** Start of Supplied information **

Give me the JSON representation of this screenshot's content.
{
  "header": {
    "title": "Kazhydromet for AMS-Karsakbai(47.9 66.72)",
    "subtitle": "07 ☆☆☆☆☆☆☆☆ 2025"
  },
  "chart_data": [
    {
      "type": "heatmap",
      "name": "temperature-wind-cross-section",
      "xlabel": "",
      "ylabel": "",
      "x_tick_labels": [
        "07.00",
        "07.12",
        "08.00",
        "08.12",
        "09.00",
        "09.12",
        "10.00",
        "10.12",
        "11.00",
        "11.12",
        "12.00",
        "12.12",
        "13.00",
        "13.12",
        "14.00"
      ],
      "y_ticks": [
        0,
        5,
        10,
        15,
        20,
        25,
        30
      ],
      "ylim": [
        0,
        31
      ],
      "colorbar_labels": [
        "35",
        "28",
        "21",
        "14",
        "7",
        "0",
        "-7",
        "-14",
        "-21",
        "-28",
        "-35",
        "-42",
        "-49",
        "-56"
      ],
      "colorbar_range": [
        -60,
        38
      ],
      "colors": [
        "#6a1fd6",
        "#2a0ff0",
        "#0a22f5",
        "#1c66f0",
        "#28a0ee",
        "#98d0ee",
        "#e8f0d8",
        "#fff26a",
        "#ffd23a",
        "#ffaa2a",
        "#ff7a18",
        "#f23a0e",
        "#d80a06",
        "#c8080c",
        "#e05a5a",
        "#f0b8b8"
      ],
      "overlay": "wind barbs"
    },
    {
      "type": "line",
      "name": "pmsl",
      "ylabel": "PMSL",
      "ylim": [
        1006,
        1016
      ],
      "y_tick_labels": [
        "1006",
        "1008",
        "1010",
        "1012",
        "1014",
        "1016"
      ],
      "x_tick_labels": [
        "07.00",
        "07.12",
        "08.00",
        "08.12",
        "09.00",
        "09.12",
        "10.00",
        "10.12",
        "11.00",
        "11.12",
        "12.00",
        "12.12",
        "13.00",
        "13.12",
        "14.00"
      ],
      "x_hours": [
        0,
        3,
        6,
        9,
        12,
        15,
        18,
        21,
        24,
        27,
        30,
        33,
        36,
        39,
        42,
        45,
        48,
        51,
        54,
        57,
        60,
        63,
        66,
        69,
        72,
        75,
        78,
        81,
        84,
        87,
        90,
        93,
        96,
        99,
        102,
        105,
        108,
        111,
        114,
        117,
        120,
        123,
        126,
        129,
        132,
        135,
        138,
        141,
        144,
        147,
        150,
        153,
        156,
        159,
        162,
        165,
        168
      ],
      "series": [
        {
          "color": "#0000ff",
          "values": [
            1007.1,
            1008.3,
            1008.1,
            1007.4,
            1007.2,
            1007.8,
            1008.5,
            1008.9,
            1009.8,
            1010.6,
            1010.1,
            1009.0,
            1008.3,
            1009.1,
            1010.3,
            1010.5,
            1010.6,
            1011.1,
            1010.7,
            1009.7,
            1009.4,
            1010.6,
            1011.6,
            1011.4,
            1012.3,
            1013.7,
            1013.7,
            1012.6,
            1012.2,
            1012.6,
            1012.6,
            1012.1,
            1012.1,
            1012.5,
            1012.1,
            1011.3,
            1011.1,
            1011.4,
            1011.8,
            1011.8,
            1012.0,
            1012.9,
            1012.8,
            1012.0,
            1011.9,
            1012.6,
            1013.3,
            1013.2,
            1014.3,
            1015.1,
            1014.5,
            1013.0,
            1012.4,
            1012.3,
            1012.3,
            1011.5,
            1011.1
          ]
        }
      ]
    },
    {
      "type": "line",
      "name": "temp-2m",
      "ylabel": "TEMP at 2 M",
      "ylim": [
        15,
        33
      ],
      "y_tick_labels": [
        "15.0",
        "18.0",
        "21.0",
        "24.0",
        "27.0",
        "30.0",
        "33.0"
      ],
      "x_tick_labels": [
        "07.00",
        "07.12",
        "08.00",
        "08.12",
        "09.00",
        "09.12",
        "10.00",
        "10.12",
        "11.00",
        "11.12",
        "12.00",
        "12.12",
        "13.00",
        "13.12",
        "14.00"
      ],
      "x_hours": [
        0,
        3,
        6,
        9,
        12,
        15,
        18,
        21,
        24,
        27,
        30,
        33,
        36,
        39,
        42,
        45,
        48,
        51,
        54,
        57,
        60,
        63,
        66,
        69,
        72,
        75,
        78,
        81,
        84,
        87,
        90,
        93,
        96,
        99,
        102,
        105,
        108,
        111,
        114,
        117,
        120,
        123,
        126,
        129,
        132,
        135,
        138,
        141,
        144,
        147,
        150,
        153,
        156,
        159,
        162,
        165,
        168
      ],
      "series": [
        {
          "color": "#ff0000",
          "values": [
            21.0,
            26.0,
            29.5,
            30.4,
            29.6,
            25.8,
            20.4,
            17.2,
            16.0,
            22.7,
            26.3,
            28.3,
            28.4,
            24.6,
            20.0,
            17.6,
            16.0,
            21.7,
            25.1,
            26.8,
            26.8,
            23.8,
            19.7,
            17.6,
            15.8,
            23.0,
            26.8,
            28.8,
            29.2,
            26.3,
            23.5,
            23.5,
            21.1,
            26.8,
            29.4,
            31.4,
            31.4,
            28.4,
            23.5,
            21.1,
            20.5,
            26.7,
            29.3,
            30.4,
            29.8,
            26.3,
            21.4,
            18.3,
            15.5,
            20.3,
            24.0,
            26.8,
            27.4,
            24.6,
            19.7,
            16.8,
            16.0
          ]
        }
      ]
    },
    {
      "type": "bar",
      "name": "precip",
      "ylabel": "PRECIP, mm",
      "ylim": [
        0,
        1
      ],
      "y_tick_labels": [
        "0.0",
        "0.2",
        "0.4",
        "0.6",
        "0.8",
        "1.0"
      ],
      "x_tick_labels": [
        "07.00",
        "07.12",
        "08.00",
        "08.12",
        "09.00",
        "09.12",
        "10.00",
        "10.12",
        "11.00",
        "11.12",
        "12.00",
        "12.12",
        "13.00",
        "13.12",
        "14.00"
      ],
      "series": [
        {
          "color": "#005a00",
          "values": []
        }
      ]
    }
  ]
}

** End of Supplied information **

> _Your goal_: Your task is to retype all the records above with nothing left out.

> _Finished answer_:
Give me the JSON representation of this screenshot's content.
{
  "header": {
    "title": "Kazhydromet for AMS-Karsakbai(47.9 66.72)",
    "subtitle": "07 ☆☆☆☆☆☆☆☆ 2025"
  },
  "chart_data": [
    {
      "type": "heatmap",
      "name": "temperature-wind-cross-section",
      "xlabel": "",
      "ylabel": "",
      "x_tick_labels": [
        "07.00",
        "07.12",
        "08.00",
        "08.12",
        "09.00",
        "09.12",
        "10.00",
        "10.12",
        "11.00",
        "11.12",
        "12.00",
        "12.12",
        "13.00",
        "13.12",
        "14.00"
      ],
      "y_ticks": [
        0,
        5,
        10,
        15,
        20,
        25,
        30
      ],
      "ylim": [
        0,
        31
      ],
      "colorbar_labels": [
        "35",
        "28",
        "21",
        "14",
        "7",
        "0",
        "-7",
        "-14",
        "-21",
        "-28",
        "-35",
        "-42",
        "-49",
        "-56"
      ],
      "colorbar_range": [
        -60,
        38
      ],
      "colors": [
        "#6a1fd6",
        "#2a0ff0",
        "#0a22f5",
        "#1c66f0",
        "#28a0ee",
        "#98d0ee",
        "#e8f0d8",
        "#fff26a",
        "#ffd23a",
        "#ffaa2a",
        "#ff7a18",
        "#f23a0e",
        "#d80a06",
        "#c8080c",
        "#e05a5a",
        "#f0b8b8"
      ],
      "overlay": "wind barbs"
    },
    {
      "type": "line",
      "name": "pmsl",
      "ylabel": "PMSL",
      "ylim": [
        1006,
        1016
      ],
      "y_tick_labels": [
        "1006",
        "1008",
        "1010",
        "1012",
        "1014",
        "1016"
      ],
      "x_tick_labels": [
        "07.00",
        "07.12",
        "08.00",
        "08.12",
        "09.00",
        "09.12",
        "10.00",
        "10.12",
        "11.00",
        "11.12",
        "12.00",
        "12.12",
        "13.00",
        "13.12",
        "14.00"
      ],
      "x_hours": [
        0,
        3,
        6,
        9,
        12,
        15,
        18,
        21,
        24,
        27,
        30,
        33,
        36,
        39,
        42,
        45,
        48,
        51,
        54,
        57,
        60,
        63,
        66,
        69,
        72,
        75,
        78,
        81,
        84,
        87,
        90,
        93,
        96,
        99,
        102,
        105,
        108,
        111,
        114,
        117,
        120,
        123,
        126,
        129,
        132,
        135,
        138,
        141,
        144,
        147,
        150,
        153,
        156,
        159,
        162,
        165,
        168
      ],
      "series": [
        {
          "color": "#0000ff",
          "values": [
            1007.1,
            1008.3,
            1008.1,
            1007.4,
            1007.2,
            1007.8,
            1008.5,
            1008.9,
            1009.8,
            1010.6,
            1010.1,
            1009.0,
            1008.3,
            1009.1,
            1010.3,
            1010.5,
            1010.6,
            1011.1,
            1010.7,
            1009.7,
            1009.4,
            1010.6,
            1011.6,
            1011.4,
            1012.3,
            1013.7,
            1013.7,
            1012.6,
            1012.2,
            1012.6,
            1012.6,
            1012.1,
            1012.1,
            1012.5,
            1012.1,
            1011.3,
            1011.1,
            1011.4,
            1011.8,
            1011.8,
            1012.0,
            1012.9,
            1012.8,
            1012.0,
            1011.9,
            1012.6,
            1013.3,
            1013.2,
            1014.3,
            1015.1,
            1014.5,
            1013.0,
            1012.4,
            1012.3,
            1012.3,
            1011.5,
            1011.1
          ]
        }
      ]
    },
    {
      "type": "line",
      "name": "temp-2m",
      "ylabel": "TEMP at 2 M",
      "ylim": [
        15,
        33
      ],
      "y_tick_labels": [
        "15.0",
        "18.0",
        "21.0",
        "24.0",
        "27.0",
        "30.0",
        "33.0"
      ],
      "x_tick_labels": [
        "07.00",
        "07.12",
        "08.00",
        "08.12",
        "09.00",
        "09.12",
        "10.00",
        "10.12",
        "11.00",
        "11.12",
        "12.00",
        "12.12",
        "13.00",
        "13.12",
        "14.00"
      ],
      "x_hours": [
        0,
        3,
        6,
        9,
        12,
        15,
        18,
        21,
        24,
        27,
        30,
        33,
        36,
        39,
        42,
        45,
        48,
        51,
        54,
        57,
        60,
        63,
        66,
        69,
        72,
        75,
        78,
        81,
        84,
        87,
        90,
        93,
        96,
        99,
        102,
        105,
        108,
        111,
        114,
        117,
        120,
        123,
        126,
        129,
        132,
        135,
        138,
        141,
        144,
        147,
        150,
        153,
        156,
        159,
        162,
        165,
        168
      ],
      "series": [
        {
          "color": "#ff0000",
          "values": [
            21.0,
            26.0,
            29.5,
            30.4,
            29.6,
            25.8,
            20.4,
            17.2,
            16.0,
            22.7,
            26.3,
            28.3,
            28.4,
            24.6,
            20.0,
            17.6,
            16.0,
            21.7,
            25.1,
            26.8,
            26.8,
            23.8,
            19.7,
            17.6,
            15.8,
            23.0,
            26.8,
            28.8,
            29.2,
            26.3,
            23.5,
            23.5,
            21.1,
            26.8,
            29.4,
            31.4,
            31.4,
            28.4,
            23.5,
            21.1,
            20.5,
            26.7,
            29.3,
            30.4,
            29.8,
            26.3,
            21.4,
            18.3,
            15.5,
            20.3,
            24.0,
            26.8,
            27.4,
            24.6,
            19.7,
            16.8,
            16.0
          ]
        }
      ]
    },
    {
      "type": "bar",
      "name": "precip",
      "ylabel": "PRECIP, mm",
      "ylim": [
        0,
        1
      ],
      "y_tick_labels": [
        "0.0",
        "0.2",
        "0.4",
        "0.6",
        "0.8",
        "1.0"
      ],
      "x_tick_labels": [
        "07.00",
        "07.12",
        "08.00",
        "08.12",
        "09.00",
        "09.12",
        "10.00",
        "10.12",
        "11.00",
        "11.12",
        "12.00",
        "12.12",
        "13.00",
        "13.12",
        "14.00"
      ],
      "series": [
        {
          "color": "#005a00",
          "values": []
        }
      ]
    }
  ]
}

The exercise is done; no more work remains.